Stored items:
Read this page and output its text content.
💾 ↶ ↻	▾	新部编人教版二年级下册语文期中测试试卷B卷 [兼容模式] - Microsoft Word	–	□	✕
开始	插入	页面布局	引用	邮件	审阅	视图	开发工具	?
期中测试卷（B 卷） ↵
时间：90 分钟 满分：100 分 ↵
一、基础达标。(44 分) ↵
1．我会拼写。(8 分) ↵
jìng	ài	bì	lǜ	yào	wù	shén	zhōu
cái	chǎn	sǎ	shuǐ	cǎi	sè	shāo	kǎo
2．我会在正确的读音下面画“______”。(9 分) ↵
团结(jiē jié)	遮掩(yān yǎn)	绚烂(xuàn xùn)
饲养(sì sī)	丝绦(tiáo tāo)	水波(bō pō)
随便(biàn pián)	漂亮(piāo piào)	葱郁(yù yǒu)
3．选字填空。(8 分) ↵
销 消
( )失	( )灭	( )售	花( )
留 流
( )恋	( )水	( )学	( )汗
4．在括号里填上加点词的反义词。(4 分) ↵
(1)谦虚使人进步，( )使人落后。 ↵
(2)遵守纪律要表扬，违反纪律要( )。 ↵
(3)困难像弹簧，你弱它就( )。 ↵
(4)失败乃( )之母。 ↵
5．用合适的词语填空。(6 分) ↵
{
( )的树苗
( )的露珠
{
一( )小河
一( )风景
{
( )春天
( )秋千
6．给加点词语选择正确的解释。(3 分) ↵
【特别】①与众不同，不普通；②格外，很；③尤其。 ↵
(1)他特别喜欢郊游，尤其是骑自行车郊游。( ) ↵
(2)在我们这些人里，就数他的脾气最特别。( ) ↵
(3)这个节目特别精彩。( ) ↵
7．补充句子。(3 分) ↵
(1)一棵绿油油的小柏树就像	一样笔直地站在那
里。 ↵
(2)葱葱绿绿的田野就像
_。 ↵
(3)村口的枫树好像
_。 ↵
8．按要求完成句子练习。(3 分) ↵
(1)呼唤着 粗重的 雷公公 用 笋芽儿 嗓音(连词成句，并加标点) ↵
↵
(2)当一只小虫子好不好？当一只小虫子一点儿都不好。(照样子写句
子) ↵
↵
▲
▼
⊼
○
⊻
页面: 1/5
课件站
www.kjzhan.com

TASK BRIEF: Reproduce each record exactly as it appears.

RIGHT ANSWER:
Read this page and output its text content.
💾 ↶ ↻	▾	新部编人教版二年级下册语文期中测试试卷B卷 [兼容模式] - Microsoft Word	–	□	✕
开始	插入	页面布局	引用	邮件	审阅	视图	开发工具	?
期中测试卷（B 卷） ↵
时间：90 分钟 满分：100 分 ↵
一、基础达标。(44 分) ↵
1．我会拼写。(8 分) ↵
jìng	ài	bì	lǜ	yào	wù	shén	zhōu
cái	chǎn	sǎ	shuǐ	cǎi	sè	shāo	kǎo
2．我会在正确的读音下面画“______”。(9 分) ↵
团结(jiē jié)	遮掩(yān yǎn)	绚烂(xuàn xùn)
饲养(sì sī)	丝绦(tiáo tāo)	水波(bō pō)
随便(biàn pián)	漂亮(piāo piào)	葱郁(yù yǒu)
3．选字填空。(8 分) ↵
销 消
( )失	( )灭	( )售	花( )
留 流
( )恋	( )水	( )学	( )汗
4．在括号里填上加点词的反义词。(4 分) ↵
(1)谦虚使人进步，( )使人落后。 ↵
(2)遵守纪律要表扬，违反纪律要( )。 ↵
(3)困难像弹簧，你弱它就( )。 ↵
(4)失败乃( )之母。 ↵
5．用合适的词语填空。(6 分) ↵
{
( )的树苗
( )的露珠
{
一( )小河
一( )风景
{
( )春天
( )秋千
6．给加点词语选择正确的解释。(3 分) ↵
【特别】①与众不同，不普通；②格外，很；③尤其。 ↵
(1)他特别喜欢郊游，尤其是骑自行车郊游。( ) ↵
(2)在我们这些人里，就数他的脾气最特别。( ) ↵
(3)这个节目特别精彩。( ) ↵
7．补充句子。(3 分) ↵
(1)一棵绿油油的小柏树就像	一样笔直地站在那
里。 ↵
(2)葱葱绿绿的田野就像
_。 ↵
(3)村口的枫树好像
_。 ↵
8．按要求完成句子练习。(3 分) ↵
(1)呼唤着 粗重的 雷公公 用 笋芽儿 嗓音(连词成句，并加标点) ↵
↵
(2)当一只小虫子好不好？当一只小虫子一点儿都不好。(照样子写句
子) ↵
↵
▲
▼
⊼
○
⊻
页面: 1/5
课件站
www.kjzhan.com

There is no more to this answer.